[begin RECORD EXTRACTS]
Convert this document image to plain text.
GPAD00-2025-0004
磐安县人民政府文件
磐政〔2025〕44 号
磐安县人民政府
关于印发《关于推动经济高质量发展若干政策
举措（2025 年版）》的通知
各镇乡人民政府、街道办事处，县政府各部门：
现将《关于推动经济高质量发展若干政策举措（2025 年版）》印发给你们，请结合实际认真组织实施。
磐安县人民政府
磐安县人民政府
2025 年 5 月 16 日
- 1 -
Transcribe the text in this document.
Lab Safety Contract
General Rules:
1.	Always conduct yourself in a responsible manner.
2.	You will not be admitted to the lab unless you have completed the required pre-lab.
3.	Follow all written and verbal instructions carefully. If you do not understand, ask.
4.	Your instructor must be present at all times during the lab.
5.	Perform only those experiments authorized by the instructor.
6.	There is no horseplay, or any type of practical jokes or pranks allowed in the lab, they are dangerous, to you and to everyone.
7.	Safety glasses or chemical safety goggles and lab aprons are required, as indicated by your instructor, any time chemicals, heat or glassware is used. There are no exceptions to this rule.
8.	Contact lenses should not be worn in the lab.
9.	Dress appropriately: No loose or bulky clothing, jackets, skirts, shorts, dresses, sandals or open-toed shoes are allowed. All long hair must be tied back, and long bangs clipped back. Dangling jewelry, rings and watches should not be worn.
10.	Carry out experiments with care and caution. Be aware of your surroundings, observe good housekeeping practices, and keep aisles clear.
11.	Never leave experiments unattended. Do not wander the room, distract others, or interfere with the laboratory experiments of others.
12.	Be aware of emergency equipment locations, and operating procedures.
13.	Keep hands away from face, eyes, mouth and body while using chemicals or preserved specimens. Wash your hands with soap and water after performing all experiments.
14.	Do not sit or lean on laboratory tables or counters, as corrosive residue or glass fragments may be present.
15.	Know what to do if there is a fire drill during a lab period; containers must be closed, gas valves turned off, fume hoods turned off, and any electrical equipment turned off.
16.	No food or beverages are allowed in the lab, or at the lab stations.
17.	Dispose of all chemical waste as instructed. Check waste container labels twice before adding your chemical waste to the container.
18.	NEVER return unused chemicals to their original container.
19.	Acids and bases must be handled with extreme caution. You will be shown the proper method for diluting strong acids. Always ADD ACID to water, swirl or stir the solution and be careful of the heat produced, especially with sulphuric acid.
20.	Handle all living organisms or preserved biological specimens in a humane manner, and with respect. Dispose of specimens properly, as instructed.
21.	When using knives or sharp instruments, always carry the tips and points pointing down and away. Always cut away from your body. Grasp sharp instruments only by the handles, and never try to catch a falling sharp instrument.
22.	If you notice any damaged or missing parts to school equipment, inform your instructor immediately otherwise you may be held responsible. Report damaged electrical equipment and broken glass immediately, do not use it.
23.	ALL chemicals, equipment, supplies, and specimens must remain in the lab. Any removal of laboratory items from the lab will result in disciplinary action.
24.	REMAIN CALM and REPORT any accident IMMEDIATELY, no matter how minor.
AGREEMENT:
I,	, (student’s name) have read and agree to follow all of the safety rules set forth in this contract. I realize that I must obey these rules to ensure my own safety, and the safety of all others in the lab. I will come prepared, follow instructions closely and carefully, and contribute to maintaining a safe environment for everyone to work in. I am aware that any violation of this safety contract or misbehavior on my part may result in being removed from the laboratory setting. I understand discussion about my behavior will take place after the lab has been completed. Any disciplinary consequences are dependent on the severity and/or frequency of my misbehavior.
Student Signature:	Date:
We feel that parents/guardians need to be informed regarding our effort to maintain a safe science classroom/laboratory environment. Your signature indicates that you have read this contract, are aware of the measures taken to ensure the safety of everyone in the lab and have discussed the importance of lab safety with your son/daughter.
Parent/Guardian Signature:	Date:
[end RECORD EXTRACTS]
PROBLEM REQUIREMENTS ▸ Which lines include "Dispose"? Copy each of them out.

ANSWER BELOW ▸
17.	Dispose of all chemical waste as instructed. Check waste container labels twice before adding your chemical waste to the container.
20.	Handle all living organisms or preserved biological specimens in a humane manner, and with respect. Dispose of specimens properly, as instructed.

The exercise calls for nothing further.